>> Begin GIVEN DATA

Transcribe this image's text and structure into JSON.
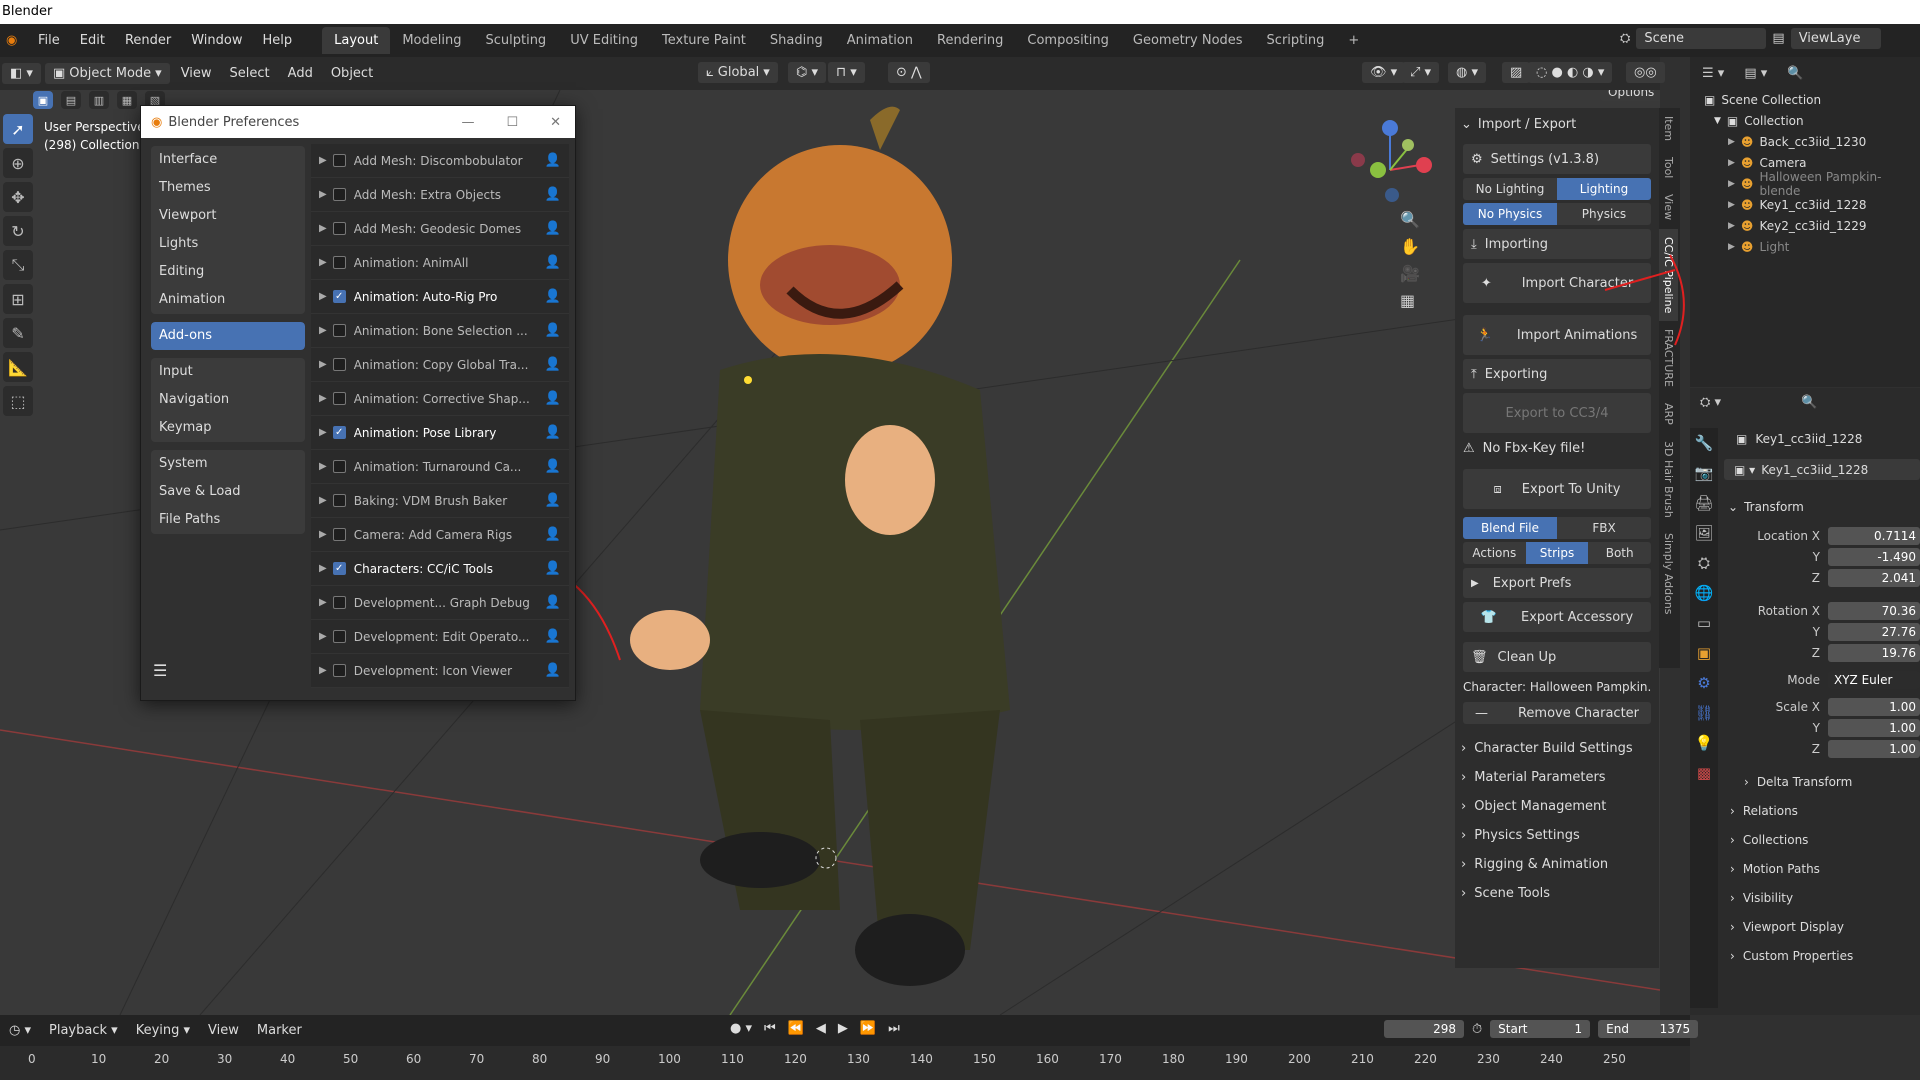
{
  "os_title": "Blender",
  "menu": [
    "File",
    "Edit",
    "Render",
    "Window",
    "Help"
  ],
  "workspaces": [
    "Layout",
    "Modeling",
    "Sculpting",
    "UV Editing",
    "Texture Paint",
    "Shading",
    "Animation",
    "Rendering",
    "Compositing",
    "Geometry Nodes",
    "Scripting"
  ],
  "scene_name": "Scene",
  "view_layer": "ViewLaye",
  "viewport_header": {
    "mode": "Object Mode",
    "menus": [
      "View",
      "Select",
      "Add",
      "Object"
    ],
    "transform": "Global",
    "options": "Options"
  },
  "viewport_info": {
    "perspective": "User Perspective",
    "collection": "(298) Collection |"
  },
  "prefs": {
    "title": "Blender Preferences",
    "nav_groups": [
      [
        "Interface",
        "Themes",
        "Viewport",
        "Lights",
        "Editing",
        "Animation"
      ],
      [
        "Add-ons"
      ],
      [
        "Input",
        "Navigation",
        "Keymap"
      ],
      [
        "System",
        "Save & Load",
        "File Paths"
      ]
    ],
    "addons": [
      {
        "label": "Add Mesh: Discombobulator",
        "on": false
      },
      {
        "label": "Add Mesh: Extra Objects",
        "on": false
      },
      {
        "label": "Add Mesh: Geodesic Domes",
        "on": false
      },
      {
        "label": "Animation: AnimAll",
        "on": false
      },
      {
        "label": "Animation: Auto-Rig Pro",
        "on": true
      },
      {
        "label": "Animation: Bone Selection ...",
        "on": false
      },
      {
        "label": "Animation: Copy Global Tra...",
        "on": false
      },
      {
        "label": "Animation: Corrective Shap...",
        "on": false
      },
      {
        "label": "Animation: Pose Library",
        "on": true
      },
      {
        "label": "Animation: Turnaround Ca...",
        "on": false
      },
      {
        "label": "Baking: VDM Brush Baker",
        "on": false
      },
      {
        "label": "Camera: Add Camera Rigs",
        "on": false
      },
      {
        "label": "Characters: CC/iC Tools",
        "on": true
      },
      {
        "label": "Development... Graph Debug",
        "on": false
      },
      {
        "label": "Development: Edit Operato...",
        "on": false
      },
      {
        "label": "Development: Icon Viewer",
        "on": false
      }
    ]
  },
  "npanel": {
    "header": "Import / Export",
    "settings": "Settings (v1.3.8)",
    "lighting": [
      "No Lighting",
      "Lighting"
    ],
    "physics": [
      "No Physics",
      "Physics"
    ],
    "importing": "Importing",
    "import_character": "Import Character",
    "import_animations": "Import Animations",
    "exporting": "Exporting",
    "export_cc": "Export to CC3/4",
    "no_fbx": "No Fbx-Key file!",
    "export_unity": "Export To Unity",
    "format": [
      "Blend File",
      "FBX"
    ],
    "anim_mode": [
      "Actions",
      "Strips",
      "Both"
    ],
    "export_prefs": "Export Prefs",
    "export_accessory": "Export Accessory",
    "clean_up": "Clean Up",
    "character": "Character: Halloween Pampkin...",
    "remove_character": "Remove Character",
    "sections": [
      "Character Build Settings",
      "Material Parameters",
      "Object Management",
      "Physics Settings",
      "Rigging & Animation",
      "Scene Tools"
    ],
    "tabs": [
      "Item",
      "Tool",
      "View",
      "CC/iC Pipeline",
      "FRACTURE",
      "ARP",
      "3D Hair Brush",
      "Simply Addons"
    ]
  },
  "outliner": {
    "root": "Scene Collection",
    "collection": "Collection",
    "items": [
      "Back_cc3iid_1230",
      "Camera",
      "Halloween Pampkin-blende",
      "Key1_cc3iid_1228",
      "Key2_cc3iid_1229",
      "Light"
    ]
  },
  "props": {
    "object": "Key1_cc3iid_1228",
    "object_data": "Key1_cc3iid_1228",
    "transform": "Transform",
    "location": {
      "label": "Location X",
      "x": "0.7114",
      "y": "-1.490",
      "z": "2.041"
    },
    "rotation": {
      "label": "Rotation X",
      "x": "70.36",
      "y": "27.76",
      "z": "19.76"
    },
    "mode_label": "Mode",
    "mode": "XYZ Euler",
    "scale": {
      "label": "Scale X",
      "x": "1.00",
      "y": "1.00",
      "z": "1.00"
    },
    "axis_y": "Y",
    "axis_z": "Z",
    "delta": "Delta Transform",
    "sections": [
      "Relations",
      "Collections",
      "Motion Paths",
      "Visibility",
      "Viewport Display",
      "Custom Properties"
    ]
  },
  "timeline": {
    "menus": [
      "Playback",
      "Keying",
      "View",
      "Marker"
    ],
    "frame": "298",
    "start_label": "Start",
    "start": "1",
    "end_label": "End",
    "end": "1375",
    "ticks": [
      "0",
      "10",
      "20",
      "30",
      "40",
      "50",
      "60",
      "70",
      "80",
      "90",
      "100",
      "110",
      "120",
      "130",
      "140",
      "150",
      "160",
      "170",
      "180",
      "190",
      "200",
      "210",
      "220",
      "230",
      "240",
      "250"
    ]
  }
}
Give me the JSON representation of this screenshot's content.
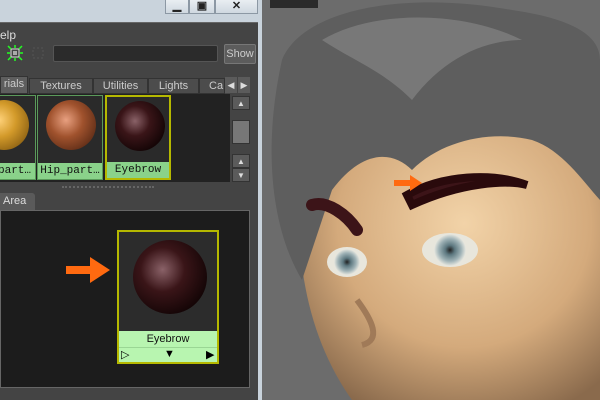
{
  "window": {
    "minimize": "▁",
    "maximize": "▣",
    "close": "✕"
  },
  "menu": {
    "help": "elp"
  },
  "toolbar": {
    "show_label": "Show",
    "filter_value": ""
  },
  "tabs": [
    {
      "label": "rials",
      "active": true
    },
    {
      "label": "Textures"
    },
    {
      "label": "Utilities"
    },
    {
      "label": "Lights"
    },
    {
      "label": "Ca"
    }
  ],
  "swatches": [
    {
      "label": "_part…",
      "color": "#d39a2a"
    },
    {
      "label": "Hip_part…",
      "color": "#a0522d"
    },
    {
      "label": "Eyebrow",
      "color": "#2a0a0c",
      "selected": true
    }
  ],
  "work_area": {
    "tab_label": "Area",
    "node": {
      "label": "Eyebrow"
    }
  },
  "annotation_color": "#ff6a10"
}
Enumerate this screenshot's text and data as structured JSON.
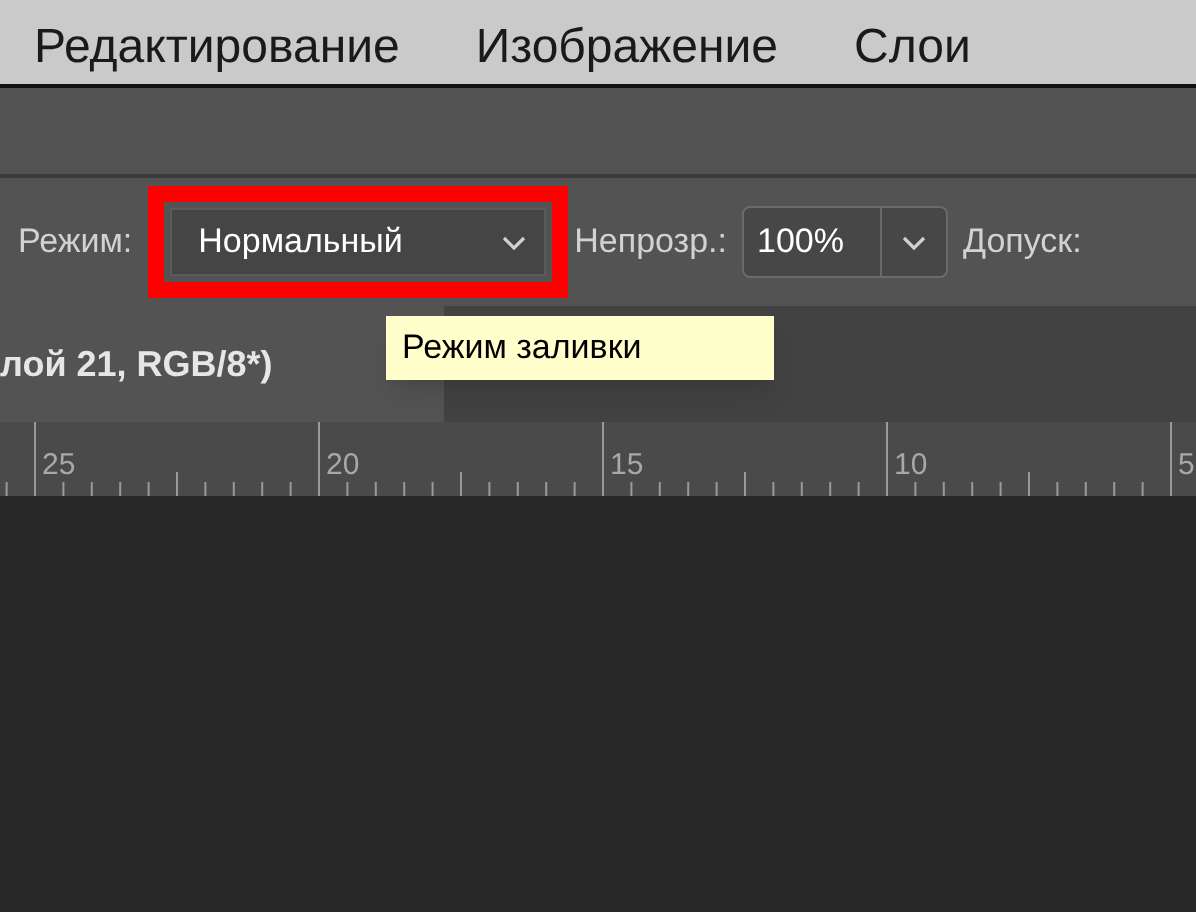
{
  "menu_bar": {
    "items": [
      "Редактирование",
      "Изображение",
      "Слои"
    ]
  },
  "options_bar": {
    "mode_label": "Режим:",
    "mode_dropdown": {
      "value": "Нормальный",
      "highlighted": true
    },
    "opacity_label": "Непрозр.:",
    "opacity_field": {
      "value": "100%"
    },
    "tolerance_label": "Допуск:"
  },
  "tooltip": {
    "text": "Режим заливки"
  },
  "document_tab": {
    "title": "лой 21, RGB/8*)"
  },
  "ruler": {
    "labels": [
      "25",
      "20",
      "15",
      "10",
      "5"
    ]
  }
}
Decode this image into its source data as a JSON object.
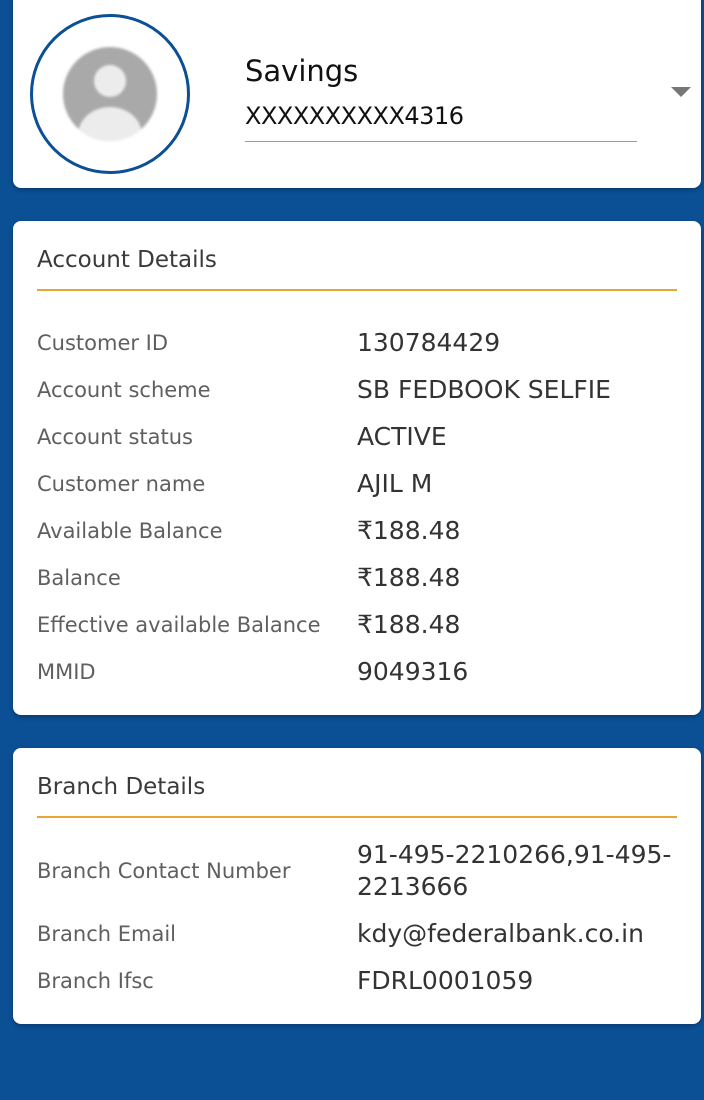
{
  "selector": {
    "account_type": "Savings",
    "account_number": "XXXXXXXXXX4316",
    "avatar_icon": "user-placeholder-icon",
    "dropdown_icon": "caret-down-icon"
  },
  "account_details": {
    "title": "Account Details",
    "rows": [
      {
        "label": "Customer ID",
        "value": "130784429"
      },
      {
        "label": "Account scheme",
        "value": "SB FEDBOOK SELFIE"
      },
      {
        "label": "Account status",
        "value": "ACTIVE"
      },
      {
        "label": "Customer name",
        "value": "AJIL M"
      },
      {
        "label": "Available Balance",
        "value": "₹188.48"
      },
      {
        "label": "Balance",
        "value": "₹188.48"
      },
      {
        "label": "Effective available Balance",
        "value": "₹188.48"
      },
      {
        "label": "MMID",
        "value": "9049316"
      }
    ]
  },
  "branch_details": {
    "title": "Branch Details",
    "rows": [
      {
        "label": "Branch Contact Number",
        "value": "91-495-2210266,91-495-2213666"
      },
      {
        "label": "Branch Email",
        "value": "kdy@federalbank.co.in"
      },
      {
        "label": "Branch Ifsc",
        "value": "FDRL0001059"
      }
    ]
  },
  "colors": {
    "background": "#0b4f95",
    "accent_divider": "#eaa534",
    "card": "#ffffff"
  }
}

>> End GIVEN DATA

Where a line above contains the word "image", copy that line.

Transcribe this image's text and structure into JSON.
Decode this image into its source data as a JSON object.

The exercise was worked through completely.